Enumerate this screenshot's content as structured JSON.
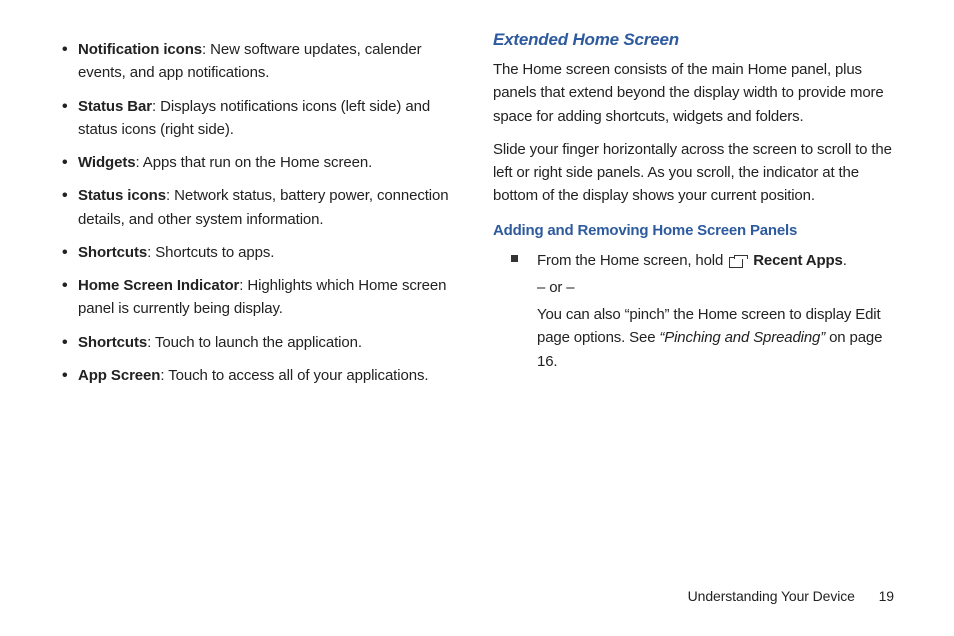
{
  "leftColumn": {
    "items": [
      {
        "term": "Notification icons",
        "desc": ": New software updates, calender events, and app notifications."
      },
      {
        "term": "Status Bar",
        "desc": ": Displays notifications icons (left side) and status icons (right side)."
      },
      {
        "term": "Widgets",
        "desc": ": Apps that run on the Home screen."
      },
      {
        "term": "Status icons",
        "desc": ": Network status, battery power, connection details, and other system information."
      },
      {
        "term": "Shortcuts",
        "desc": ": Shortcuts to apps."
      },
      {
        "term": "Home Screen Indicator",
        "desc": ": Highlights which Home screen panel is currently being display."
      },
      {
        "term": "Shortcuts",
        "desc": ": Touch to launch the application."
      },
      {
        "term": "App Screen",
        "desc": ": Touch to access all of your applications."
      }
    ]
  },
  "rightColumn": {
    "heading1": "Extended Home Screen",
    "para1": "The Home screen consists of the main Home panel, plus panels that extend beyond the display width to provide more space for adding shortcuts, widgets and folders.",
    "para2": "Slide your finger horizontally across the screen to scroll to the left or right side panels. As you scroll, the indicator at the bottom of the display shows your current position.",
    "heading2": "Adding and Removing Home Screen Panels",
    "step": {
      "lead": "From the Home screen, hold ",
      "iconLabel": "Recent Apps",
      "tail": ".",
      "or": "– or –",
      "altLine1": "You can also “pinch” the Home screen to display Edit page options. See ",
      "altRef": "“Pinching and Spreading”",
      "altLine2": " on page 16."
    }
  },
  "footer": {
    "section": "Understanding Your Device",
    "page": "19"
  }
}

- - - -

# Aim
Pictures are excluded; copy all other data exactly as shown.

# Solution to this exercise
Enumerate this screenshot's content as structured JSON.
{
  "leftColumn": {
    "items": [
      {
        "term": "Notification icons",
        "desc": ": New software updates, calender events, and app notifications."
      },
      {
        "term": "Status Bar",
        "desc": ": Displays notifications icons (left side) and status icons (right side)."
      },
      {
        "term": "Widgets",
        "desc": ": Apps that run on the Home screen."
      },
      {
        "term": "Status icons",
        "desc": ": Network status, battery power, connection details, and other system information."
      },
      {
        "term": "Shortcuts",
        "desc": ": Shortcuts to apps."
      },
      {
        "term": "Home Screen Indicator",
        "desc": ": Highlights which Home screen panel is currently being display."
      },
      {
        "term": "Shortcuts",
        "desc": ": Touch to launch the application."
      },
      {
        "term": "App Screen",
        "desc": ": Touch to access all of your applications."
      }
    ]
  },
  "rightColumn": {
    "heading1": "Extended Home Screen",
    "para1": "The Home screen consists of the main Home panel, plus panels that extend beyond the display width to provide more space for adding shortcuts, widgets and folders.",
    "para2": "Slide your finger horizontally across the screen to scroll to the left or right side panels. As you scroll, the indicator at the bottom of the display shows your current position.",
    "heading2": "Adding and Removing Home Screen Panels",
    "step": {
      "lead": "From the Home screen, hold ",
      "iconLabel": "Recent Apps",
      "tail": ".",
      "or": "– or –",
      "altLine1": "You can also “pinch” the Home screen to display Edit page options. See ",
      "altRef": "“Pinching and Spreading”",
      "altLine2": " on page 16."
    }
  },
  "footer": {
    "section": "Understanding Your Device",
    "page": "19"
  }
}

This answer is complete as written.